'''
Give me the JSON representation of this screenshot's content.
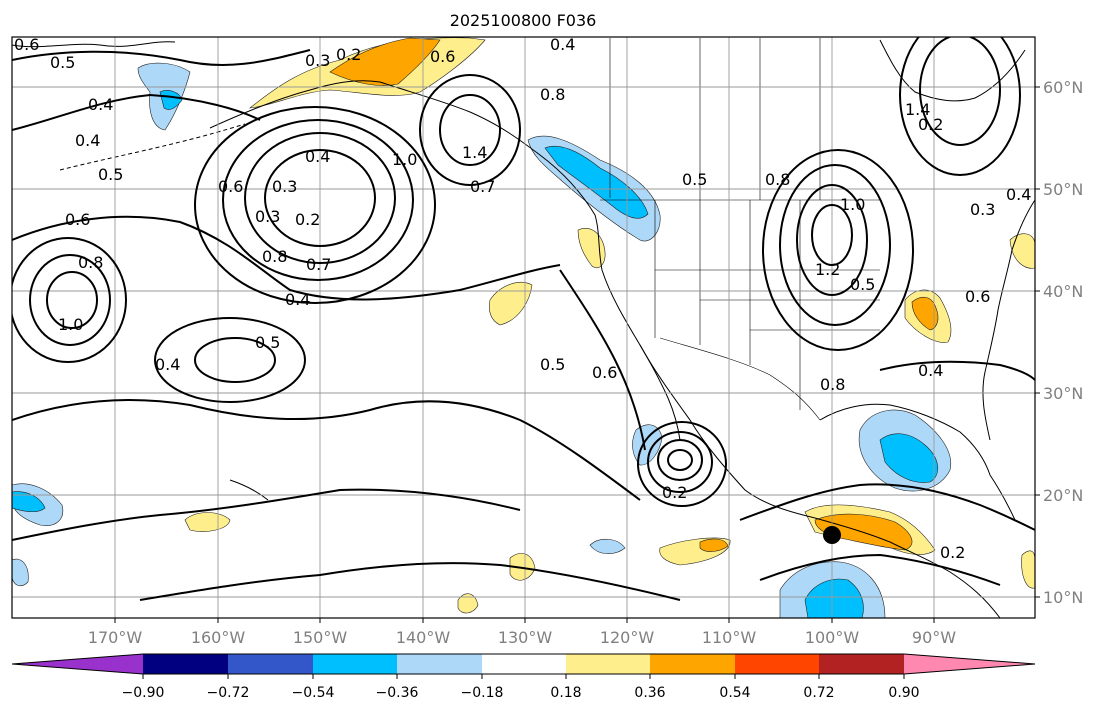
{
  "title": "2025100800 F036",
  "longitude_labels": [
    "170°W",
    "160°W",
    "150°W",
    "140°W",
    "130°W",
    "120°W",
    "110°W",
    "100°W",
    "90°W"
  ],
  "latitude_labels": [
    "60°N",
    "50°N",
    "40°N",
    "30°N",
    "20°N",
    "10°N"
  ],
  "colorbar": {
    "colors": {
      "under": "#9932cc",
      "c1": "#000080",
      "c2": "#3357c8",
      "c3": "#00bfff",
      "c4": "#add8f8",
      "c5": "#ffffff",
      "c6": "#ffee8c",
      "c7": "#ffa500",
      "c8": "#ff4500",
      "c9": "#b22222",
      "over": "#ff88b0"
    },
    "tick_labels": [
      "−0.90",
      "−0.72",
      "−0.54",
      "−0.36",
      "−0.18",
      "0.18",
      "0.36",
      "0.54",
      "0.72",
      "0.90"
    ]
  },
  "contour_labels": [
    "0.6",
    "0.5",
    "0.4",
    "0.4",
    "0.5",
    "0.3",
    "0.2",
    "0.6",
    "0.4",
    "0.8",
    "0.4",
    "1.0",
    "1.4",
    "0.3",
    "0.6",
    "0.3",
    "0.2",
    "0.8",
    "0.7",
    "0.5",
    "0.7",
    "0.6",
    "0.8",
    "1.0",
    "0.4",
    "0.4",
    "0.5",
    "0.5",
    "0.6",
    "0.8",
    "0.5",
    "1.2",
    "0.8",
    "1.0",
    "0.3",
    "1.4",
    "0.2",
    "0.4",
    "0.6",
    "0.4",
    "0.2",
    "0.2"
  ],
  "marker_color": "#000000"
}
'''
### EXERCISE REQUIREMENTS
The records above need to be given again exactly. Omit the pictures.

### TASK OUTPUT
Give me the JSON representation of this screenshot's content.
{
  "title": "2025100800 F036",
  "longitude_labels": [
    "170°W",
    "160°W",
    "150°W",
    "140°W",
    "130°W",
    "120°W",
    "110°W",
    "100°W",
    "90°W"
  ],
  "latitude_labels": [
    "60°N",
    "50°N",
    "40°N",
    "30°N",
    "20°N",
    "10°N"
  ],
  "colorbar": {
    "colors": {
      "under": "#9932cc",
      "c1": "#000080",
      "c2": "#3357c8",
      "c3": "#00bfff",
      "c4": "#add8f8",
      "c5": "#ffffff",
      "c6": "#ffee8c",
      "c7": "#ffa500",
      "c8": "#ff4500",
      "c9": "#b22222",
      "over": "#ff88b0"
    },
    "tick_labels": [
      "−0.90",
      "−0.72",
      "−0.54",
      "−0.36",
      "−0.18",
      "0.18",
      "0.36",
      "0.54",
      "0.72",
      "0.90"
    ]
  },
  "contour_labels": [
    "0.6",
    "0.5",
    "0.4",
    "0.4",
    "0.5",
    "0.3",
    "0.2",
    "0.6",
    "0.4",
    "0.8",
    "0.4",
    "1.0",
    "1.4",
    "0.3",
    "0.6",
    "0.3",
    "0.2",
    "0.8",
    "0.7",
    "0.5",
    "0.7",
    "0.6",
    "0.8",
    "1.0",
    "0.4",
    "0.4",
    "0.5",
    "0.5",
    "0.6",
    "0.8",
    "0.5",
    "1.2",
    "0.8",
    "1.0",
    "0.3",
    "1.4",
    "0.2",
    "0.4",
    "0.6",
    "0.4",
    "0.2",
    "0.2"
  ],
  "marker_color": "#000000"
}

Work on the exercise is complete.